**DATASET RECORDS**
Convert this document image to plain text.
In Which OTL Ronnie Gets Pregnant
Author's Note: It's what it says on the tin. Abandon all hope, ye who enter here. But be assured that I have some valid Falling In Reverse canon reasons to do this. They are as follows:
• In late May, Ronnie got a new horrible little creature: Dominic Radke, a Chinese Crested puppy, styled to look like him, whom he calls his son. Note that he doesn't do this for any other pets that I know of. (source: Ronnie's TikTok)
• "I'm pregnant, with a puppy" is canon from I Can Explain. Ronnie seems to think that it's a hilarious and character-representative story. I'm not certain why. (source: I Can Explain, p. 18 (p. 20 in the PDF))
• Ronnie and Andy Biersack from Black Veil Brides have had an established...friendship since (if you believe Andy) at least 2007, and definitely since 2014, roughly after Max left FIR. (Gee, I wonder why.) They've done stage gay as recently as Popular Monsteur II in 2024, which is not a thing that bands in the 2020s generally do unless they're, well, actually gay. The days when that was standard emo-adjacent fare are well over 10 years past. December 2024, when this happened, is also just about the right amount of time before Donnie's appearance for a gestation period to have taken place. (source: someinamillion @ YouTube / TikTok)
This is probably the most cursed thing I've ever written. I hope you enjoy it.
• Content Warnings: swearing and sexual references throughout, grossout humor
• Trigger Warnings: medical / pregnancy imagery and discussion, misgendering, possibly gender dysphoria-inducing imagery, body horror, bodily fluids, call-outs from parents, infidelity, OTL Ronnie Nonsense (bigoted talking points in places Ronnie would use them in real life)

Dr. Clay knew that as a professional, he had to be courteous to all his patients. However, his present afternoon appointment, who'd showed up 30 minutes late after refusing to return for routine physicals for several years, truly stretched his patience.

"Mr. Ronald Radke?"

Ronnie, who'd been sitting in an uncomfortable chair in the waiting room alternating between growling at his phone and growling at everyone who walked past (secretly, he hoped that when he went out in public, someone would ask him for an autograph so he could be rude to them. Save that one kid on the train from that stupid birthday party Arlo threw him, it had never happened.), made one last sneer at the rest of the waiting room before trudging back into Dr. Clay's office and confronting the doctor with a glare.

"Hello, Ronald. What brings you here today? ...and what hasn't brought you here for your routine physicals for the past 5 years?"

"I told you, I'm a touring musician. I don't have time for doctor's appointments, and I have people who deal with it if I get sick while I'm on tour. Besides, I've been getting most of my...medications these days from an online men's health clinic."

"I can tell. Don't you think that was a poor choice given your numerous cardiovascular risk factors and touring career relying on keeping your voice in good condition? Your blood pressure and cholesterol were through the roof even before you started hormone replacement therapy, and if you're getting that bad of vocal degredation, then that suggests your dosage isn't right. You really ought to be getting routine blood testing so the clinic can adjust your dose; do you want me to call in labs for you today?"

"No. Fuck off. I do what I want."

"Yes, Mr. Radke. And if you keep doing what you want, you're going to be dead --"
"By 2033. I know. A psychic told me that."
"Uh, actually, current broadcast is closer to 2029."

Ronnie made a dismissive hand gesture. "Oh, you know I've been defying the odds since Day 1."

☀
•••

**WHAT IS REQUIRED**
Copy out each line of the listing that holds the word "Note".

**EXERCISE OUTPUT**
Author's Note: It's what it says on the tin. Abandon all hope, ye who enter here. But be assured that I have some valid Falling In Reverse canon reasons to do this. They are as follows:
• In late May, Ronnie got a new horrible little creature: Dominic Radke, a Chinese Crested puppy, styled to look like him, whom he calls his son. Note that he doesn't do this for any other pets that I know of. (source: Ronnie's TikTok)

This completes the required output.